-- start Records to process --

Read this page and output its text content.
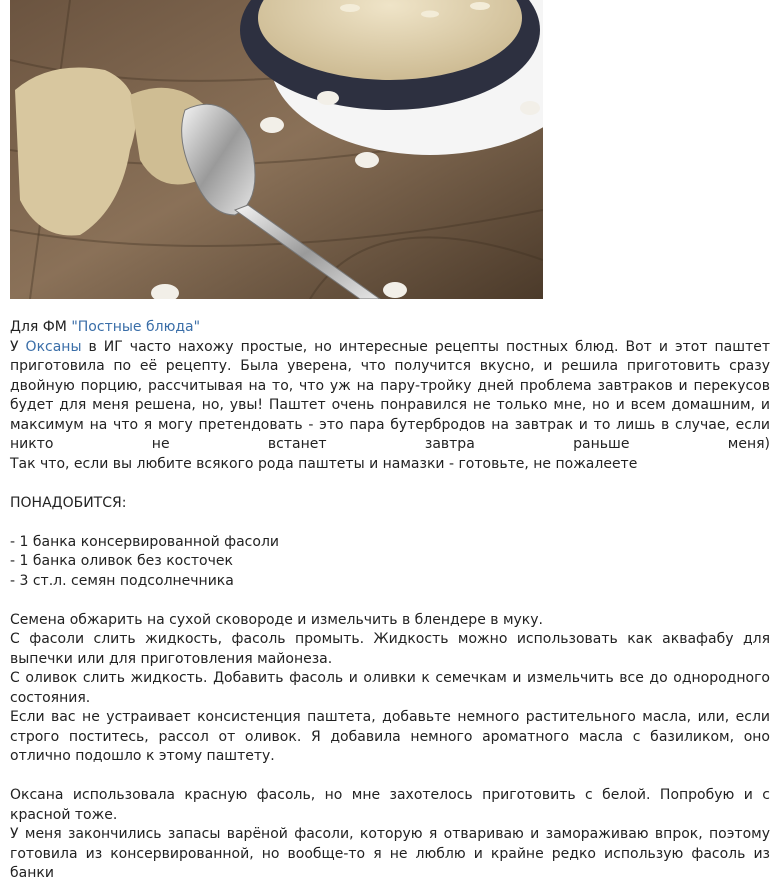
Для ФМ "Постные блюда"

У Оксаны в ИГ часто нахожу простые, но интересные рецепты постных блюд. Вот и этот паштет приготовила по её рецепту. Была уверена, что получится вкусно, и решила приготовить сразу двойную порцию, рассчитывая на то, что уж на пару-тройку дней проблема завтраков и перекусов будет для меня решена, но, увы! Паштет очень понравился не только мне, но и всем домашним, и максимум на что я могу претендовать - это пара бутербродов на завтрак и то лишь в случае, если никто не встанет завтра раньше меня)

Так что, если вы любите всякого рода паштеты и намазки - готовьте, не пожалеете

ПОНАДОБИТСЯ:

- 1 банка консервированной фасоли

- 1 банка оливок без косточек

- 3 ст.л. семян подсолнечника

Семена обжарить на сухой сковороде и измельчить в блендере в муку.

С фасоли слить жидкость, фасоль промыть. Жидкость можно использовать как аквафабу для выпечки или для приготовления майонеза.

С оливок слить жидкость. Добавить фасоль и оливки к семечкам и измельчить все до однородного состояния.

Если вас не устраивает консистенция паштета, добавьте немного растительного масла, или, если строго поститесь, рассол от оливок. Я добавила немного ароматного масла с базиликом, оно отлично подошло к этому паштету.

Оксана использовала красную фасоль, но мне захотелось приготовить с белой. Попробую и с красной тоже.

У меня закончились запасы варёной фасоли, которую я отвариваю и замораживаю впрок, поэтому готовила из консервированной, но вообще-то я не люблю и крайне редко использую фасоль из банки
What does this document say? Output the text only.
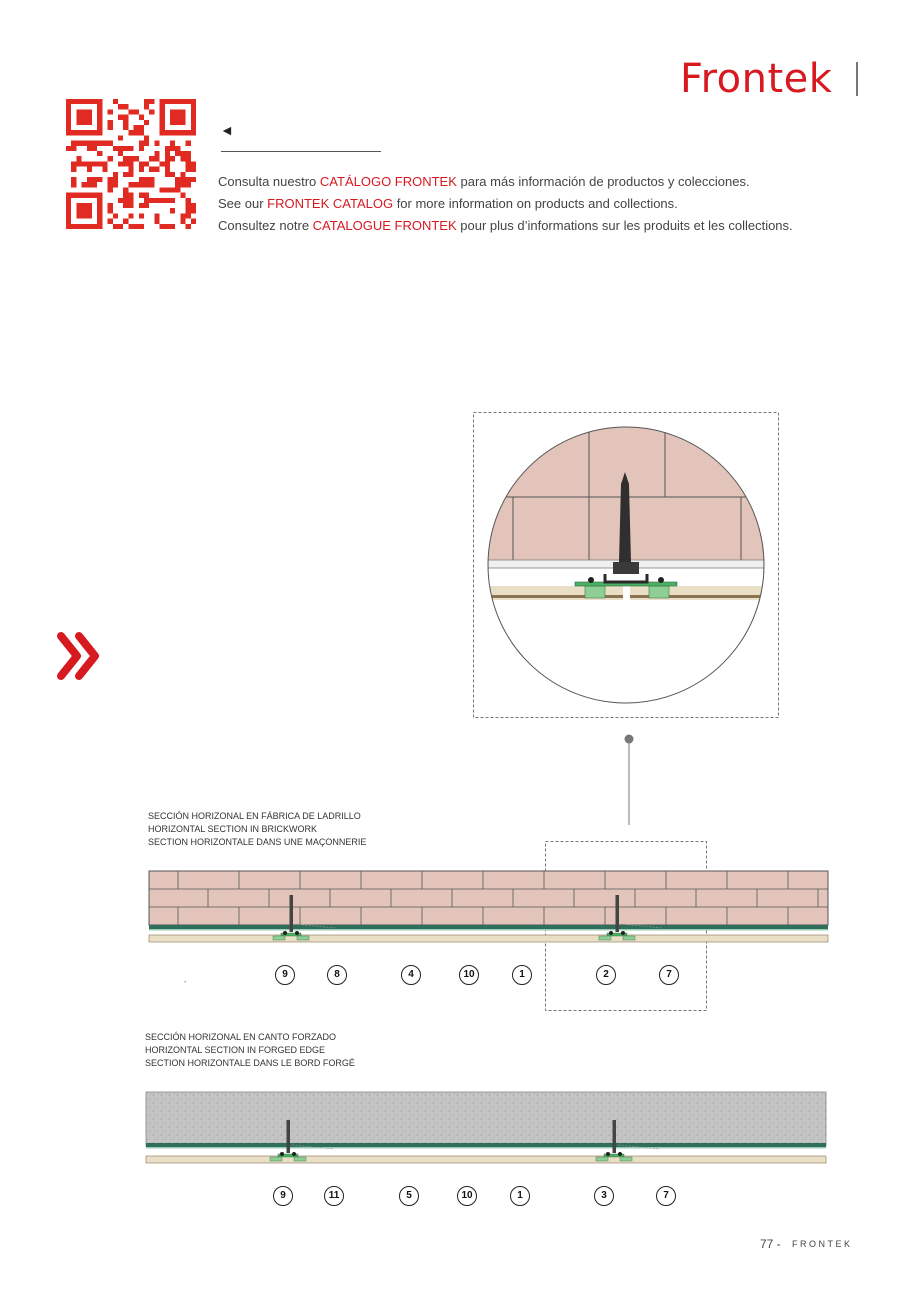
Frontek
◄
Consulta nuestro CATÁLOGO FRONTEK para más información de productos y colecciones.
See our FRONTEK CATALOG for more information on products and collections.
Consultez notre CATALOGUE FRONTEK pour plus d’informations sur les produits et les collections.
SECCIÓN HORIZONAL EN FÁBRICA DE LADRILLO
HORIZONTAL SECTION IN BRICKWORK
SECTION HORIZONTALE DANS UNE MAÇONNERIE
9	8	4	10	1	2	7
´
SECCIÓN HORIZONAL EN CANTO FORZADO
HORIZONTAL SECTION IN FORGED EDGE
SECTION HORIZONTALE DANS LE BORD FORGÉ
9	11	5	10	1	3	7
77 - FRONTEK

-- end Records to process --

Exercise objective
Write out exactly the lines from the line containing "What does this" through the last line of the listing above, please, and leave out any pictures.

Correct response
What does this document say? Output the text only.
Frontek
◄
Consulta nuestro CATÁLOGO FRONTEK para más información de productos y colecciones.
See our FRONTEK CATALOG for more information on products and collections.
Consultez notre CATALOGUE FRONTEK pour plus d’informations sur les produits et les collections.
SECCIÓN HORIZONAL EN FÁBRICA DE LADRILLO
HORIZONTAL SECTION IN BRICKWORK
SECTION HORIZONTALE DANS UNE MAÇONNERIE
9	8	4	10	1	2	7
´
SECCIÓN HORIZONAL EN CANTO FORZADO
HORIZONTAL SECTION IN FORGED EDGE
SECTION HORIZONTALE DANS LE BORD FORGÉ
9	11	5	10	1	3	7
77 - FRONTEK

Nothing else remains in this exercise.